◆ Problem statement
The records are to be restated in their entirety, word for word.

:::

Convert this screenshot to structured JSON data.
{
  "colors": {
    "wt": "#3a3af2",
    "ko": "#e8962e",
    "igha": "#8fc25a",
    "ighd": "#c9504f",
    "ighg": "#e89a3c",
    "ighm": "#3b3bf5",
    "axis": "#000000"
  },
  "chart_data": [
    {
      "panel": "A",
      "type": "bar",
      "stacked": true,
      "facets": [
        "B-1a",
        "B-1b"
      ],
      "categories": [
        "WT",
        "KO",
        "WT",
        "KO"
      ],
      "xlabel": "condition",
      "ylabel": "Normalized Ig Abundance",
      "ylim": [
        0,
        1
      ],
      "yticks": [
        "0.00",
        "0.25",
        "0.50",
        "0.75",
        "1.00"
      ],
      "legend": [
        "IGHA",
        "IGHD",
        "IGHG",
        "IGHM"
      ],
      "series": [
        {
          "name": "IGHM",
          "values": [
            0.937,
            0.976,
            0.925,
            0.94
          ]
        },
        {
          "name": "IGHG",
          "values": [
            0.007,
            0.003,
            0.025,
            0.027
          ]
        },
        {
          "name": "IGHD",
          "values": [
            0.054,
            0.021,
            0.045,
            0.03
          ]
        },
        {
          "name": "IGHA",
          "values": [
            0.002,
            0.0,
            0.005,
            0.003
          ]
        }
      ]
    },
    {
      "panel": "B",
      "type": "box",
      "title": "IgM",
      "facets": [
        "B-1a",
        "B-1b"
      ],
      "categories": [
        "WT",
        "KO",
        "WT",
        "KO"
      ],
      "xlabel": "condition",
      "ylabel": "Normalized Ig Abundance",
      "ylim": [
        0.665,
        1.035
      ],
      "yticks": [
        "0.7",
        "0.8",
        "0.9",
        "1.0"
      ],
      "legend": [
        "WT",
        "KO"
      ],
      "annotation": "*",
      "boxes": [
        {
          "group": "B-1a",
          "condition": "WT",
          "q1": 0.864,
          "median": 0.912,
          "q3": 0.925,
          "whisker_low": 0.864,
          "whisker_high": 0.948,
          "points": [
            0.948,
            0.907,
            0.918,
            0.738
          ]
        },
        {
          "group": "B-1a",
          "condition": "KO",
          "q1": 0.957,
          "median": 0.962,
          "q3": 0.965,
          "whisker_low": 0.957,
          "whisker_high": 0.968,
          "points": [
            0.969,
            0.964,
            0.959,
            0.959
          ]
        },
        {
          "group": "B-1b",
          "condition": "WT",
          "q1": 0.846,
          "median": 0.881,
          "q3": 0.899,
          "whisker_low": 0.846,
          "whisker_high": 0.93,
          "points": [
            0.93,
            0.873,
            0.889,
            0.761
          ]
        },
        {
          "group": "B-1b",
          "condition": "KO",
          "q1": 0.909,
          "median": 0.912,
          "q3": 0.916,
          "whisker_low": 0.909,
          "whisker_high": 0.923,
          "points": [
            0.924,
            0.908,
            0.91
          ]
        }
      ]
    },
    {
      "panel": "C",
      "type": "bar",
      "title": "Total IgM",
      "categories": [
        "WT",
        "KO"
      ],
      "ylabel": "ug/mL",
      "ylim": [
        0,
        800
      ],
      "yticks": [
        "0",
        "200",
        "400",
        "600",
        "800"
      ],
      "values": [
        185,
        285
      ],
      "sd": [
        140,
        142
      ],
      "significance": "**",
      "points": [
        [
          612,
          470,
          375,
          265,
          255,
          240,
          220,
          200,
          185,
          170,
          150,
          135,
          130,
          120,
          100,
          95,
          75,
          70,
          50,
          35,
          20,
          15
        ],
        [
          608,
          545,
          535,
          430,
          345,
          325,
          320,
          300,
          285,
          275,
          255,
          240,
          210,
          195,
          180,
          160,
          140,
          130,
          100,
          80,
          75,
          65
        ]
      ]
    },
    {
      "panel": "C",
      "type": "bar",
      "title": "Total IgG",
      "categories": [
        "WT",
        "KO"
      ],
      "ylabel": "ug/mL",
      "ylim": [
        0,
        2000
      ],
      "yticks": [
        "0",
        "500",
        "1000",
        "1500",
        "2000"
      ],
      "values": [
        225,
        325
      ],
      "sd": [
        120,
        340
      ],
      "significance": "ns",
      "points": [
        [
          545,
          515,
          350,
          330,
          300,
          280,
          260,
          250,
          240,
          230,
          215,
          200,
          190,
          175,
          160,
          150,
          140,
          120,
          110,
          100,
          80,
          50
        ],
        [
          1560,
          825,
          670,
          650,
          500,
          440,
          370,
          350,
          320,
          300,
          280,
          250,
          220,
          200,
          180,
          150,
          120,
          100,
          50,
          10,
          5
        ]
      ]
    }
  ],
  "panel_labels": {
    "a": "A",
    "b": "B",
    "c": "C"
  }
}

:::

◆ Response for this exercise
Convert this screenshot to structured JSON data.
{
  "colors": {
    "wt": "#3a3af2",
    "ko": "#e8962e",
    "igha": "#8fc25a",
    "ighd": "#c9504f",
    "ighg": "#e89a3c",
    "ighm": "#3b3bf5",
    "axis": "#000000"
  },
  "chart_data": [
    {
      "panel": "A",
      "type": "bar",
      "stacked": true,
      "facets": [
        "B-1a",
        "B-1b"
      ],
      "categories": [
        "WT",
        "KO",
        "WT",
        "KO"
      ],
      "xlabel": "condition",
      "ylabel": "Normalized Ig Abundance",
      "ylim": [
        0,
        1
      ],
      "yticks": [
        "0.00",
        "0.25",
        "0.50",
        "0.75",
        "1.00"
      ],
      "legend": [
        "IGHA",
        "IGHD",
        "IGHG",
        "IGHM"
      ],
      "series": [
        {
          "name": "IGHM",
          "values": [
            0.937,
            0.976,
            0.925,
            0.94
          ]
        },
        {
          "name": "IGHG",
          "values": [
            0.007,
            0.003,
            0.025,
            0.027
          ]
        },
        {
          "name": "IGHD",
          "values": [
            0.054,
            0.021,
            0.045,
            0.03
          ]
        },
        {
          "name": "IGHA",
          "values": [
            0.002,
            0.0,
            0.005,
            0.003
          ]
        }
      ]
    },
    {
      "panel": "B",
      "type": "box",
      "title": "IgM",
      "facets": [
        "B-1a",
        "B-1b"
      ],
      "categories": [
        "WT",
        "KO",
        "WT",
        "KO"
      ],
      "xlabel": "condition",
      "ylabel": "Normalized Ig Abundance",
      "ylim": [
        0.665,
        1.035
      ],
      "yticks": [
        "0.7",
        "0.8",
        "0.9",
        "1.0"
      ],
      "legend": [
        "WT",
        "KO"
      ],
      "annotation": "*",
      "boxes": [
        {
          "group": "B-1a",
          "condition": "WT",
          "q1": 0.864,
          "median": 0.912,
          "q3": 0.925,
          "whisker_low": 0.864,
          "whisker_high": 0.948,
          "points": [
            0.948,
            0.907,
            0.918,
            0.738
          ]
        },
        {
          "group": "B-1a",
          "condition": "KO",
          "q1": 0.957,
          "median": 0.962,
          "q3": 0.965,
          "whisker_low": 0.957,
          "whisker_high": 0.968,
          "points": [
            0.969,
            0.964,
            0.959,
            0.959
          ]
        },
        {
          "group": "B-1b",
          "condition": "WT",
          "q1": 0.846,
          "median": 0.881,
          "q3": 0.899,
          "whisker_low": 0.846,
          "whisker_high": 0.93,
          "points": [
            0.93,
            0.873,
            0.889,
            0.761
          ]
        },
        {
          "group": "B-1b",
          "condition": "KO",
          "q1": 0.909,
          "median": 0.912,
          "q3": 0.916,
          "whisker_low": 0.909,
          "whisker_high": 0.923,
          "points": [
            0.924,
            0.908,
            0.91
          ]
        }
      ]
    },
    {
      "panel": "C",
      "type": "bar",
      "title": "Total IgM",
      "categories": [
        "WT",
        "KO"
      ],
      "ylabel": "ug/mL",
      "ylim": [
        0,
        800
      ],
      "yticks": [
        "0",
        "200",
        "400",
        "600",
        "800"
      ],
      "values": [
        185,
        285
      ],
      "sd": [
        140,
        142
      ],
      "significance": "**",
      "points": [
        [
          612,
          470,
          375,
          265,
          255,
          240,
          220,
          200,
          185,
          170,
          150,
          135,
          130,
          120,
          100,
          95,
          75,
          70,
          50,
          35,
          20,
          15
        ],
        [
          608,
          545,
          535,
          430,
          345,
          325,
          320,
          300,
          285,
          275,
          255,
          240,
          210,
          195,
          180,
          160,
          140,
          130,
          100,
          80,
          75,
          65
        ]
      ]
    },
    {
      "panel": "C",
      "type": "bar",
      "title": "Total IgG",
      "categories": [
        "WT",
        "KO"
      ],
      "ylabel": "ug/mL",
      "ylim": [
        0,
        2000
      ],
      "yticks": [
        "0",
        "500",
        "1000",
        "1500",
        "2000"
      ],
      "values": [
        225,
        325
      ],
      "sd": [
        120,
        340
      ],
      "significance": "ns",
      "points": [
        [
          545,
          515,
          350,
          330,
          300,
          280,
          260,
          250,
          240,
          230,
          215,
          200,
          190,
          175,
          160,
          150,
          140,
          120,
          110,
          100,
          80,
          50
        ],
        [
          1560,
          825,
          670,
          650,
          500,
          440,
          370,
          350,
          320,
          300,
          280,
          250,
          220,
          200,
          180,
          150,
          120,
          100,
          50,
          10,
          5
        ]
      ]
    }
  ],
  "panel_labels": {
    "a": "A",
    "b": "B",
    "c": "C"
  }
}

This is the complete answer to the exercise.